• _Task details_: Look through the records and report how many lines include the word "Masaryka", with no other words.

┏━━

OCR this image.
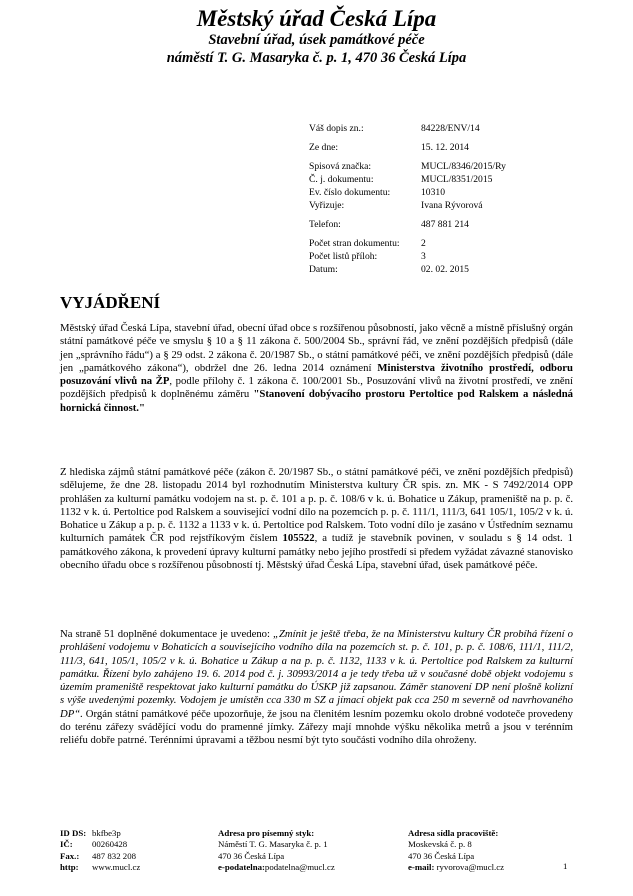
Městský úřad Česká Lípa

Stavební úřad, úsek památkové péče

náměstí T. G. Masaryka č. p. 1, 470 36 Česká Lípa

Váš dopis zn.:	84228/ENV/14
Ze dne:	15. 12. 2014
Spisová značka:	MUCL/8346/2015/Ry
Č. j. dokumentu:	MUCL/8351/2015
Ev. číslo dokumentu:	10310
Vyřizuje:	Ivana Rývorová
Telefon:	487 881 214
Počet stran dokumentu:	2
Počet listů příloh:	3
Datum:	02. 02. 2015
VYJÁDŘENÍ

Městský úřad Česká Lípa, stavební úřad, obecní úřad obce s rozšířenou působností, jako věcně a místně příslušný orgán státní památkové péče ve smyslu § 10 a § 11 zákona č. 500/2004 Sb., správní řád, ve znění pozdějších předpisů (dále jen „správního řádu“) a § 29 odst. 2 zákona č. 20/1987 Sb., o státní památkové péči, ve znění pozdějších předpisů (dále jen „památkového zákona“), obdržel dne 26. ledna 2014 oznámení Ministerstva životního prostředí, odboru posuzování vlivů na ŽP, podle přílohy č. 1 zákona č. 100/2001 Sb., Posuzování vlivů na životní prostředí, ve znění pozdějších předpisů k doplněnému záměru "Stanovení dobývacího prostoru Pertoltice pod Ralskem a následná hornická činnost."

Z hlediska zájmů státní památkové péče (zákon č. 20/1987 Sb., o státní památkové péči, ve znění pozdějších předpisů) sdělujeme, že dne 28. listopadu 2014 byl rozhodnutím Ministerstva kultury ČR spis. zn. MK - S 7492/2014 OPP prohlášen za kulturní památku vodojem na st. p. č. 101 a p. p. č. 108/6 v k. ú. Bohatice u Zákup, prameniště na p. p. č. 1132 v k. ú. Pertoltice pod Ralskem a související vodní dílo na pozemcích p. p. č. 111/1, 111/3, 641 105/1, 105/2 v k. ú. Bohatice u Zákup a p. p. č. 1132 a 1133 v k. ú. Pertoltice pod Ralskem. Toto vodní dílo je zasáno v Ústředním seznamu kulturních památek ČR pod rejstříkovým číslem 105522, a tudíž je stavebník povinen, v souladu s § 14 odst. 1 památkového zákona, k provedení úpravy kulturní památky nebo jejího prostředí si předem vyžádat závazné stanovisko obecního úřadu obce s rozšířenou působností tj. Městský úřad Česká Lípa, stavební úřad, úsek památkové péče.

Na straně 51 doplněné dokumentace je uvedeno: „Zmínit je ještě třeba, že na Ministerstvu kultury ČR probíhá řízení o prohlášení vodojemu v Bohaticích a souvisejícího vodního díla na pozemcích st. p. č. 101, p. p. č. 108/6, 111/1, 111/2, 111/3, 641, 105/1, 105/2 v k. ú. Bohatice u Zákup a na p. p. č. 1132, 1133 v k. ú. Pertoltice pod Ralskem za kulturní památku. Řízení bylo zahájeno 19. 6. 2014 pod č. j. 30993/2014 a je tedy třeba už v současné době objekt vodojemu s územím prameniště respektovat jako kulturní památku do ÚSKP již zapsanou. Záměr stanovení DP není plošně kolizní s výše uvedenými pozemky. Vodojem je umístěn cca 330 m SZ a jímací objekt pak cca 250 m severně od navrhovaného DP“. Orgán státní památkové péče upozorňuje, že jsou na členitém lesním pozemku okolo drobné vodoteče provedeny do terénu zářezy svádějící vodu do pramenné jímky. Zářezy mají mnohde výšku několika metrů a jsou v terénním reliéfu dobře patrné. Terénními úpravami a těžbou nesmí být tyto součásti vodního díla ohroženy.

ID DS: bkfbe3p
IČ:	00260428
Fax.:	487 832 208
http:	www.mucl.cz
Adresa pro písemný styk:
Náměstí T. G. Masaryka č. p. 1
470 36 Česká Lípa
e-podatelna: podatelna@mucl.cz
Adresa sídla pracoviště:
Moskevská č. p. 8
470 36 Česká Lípa
e-mail:
ryvorova@mucl.cz	1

┗━━

• _The completed task_: 2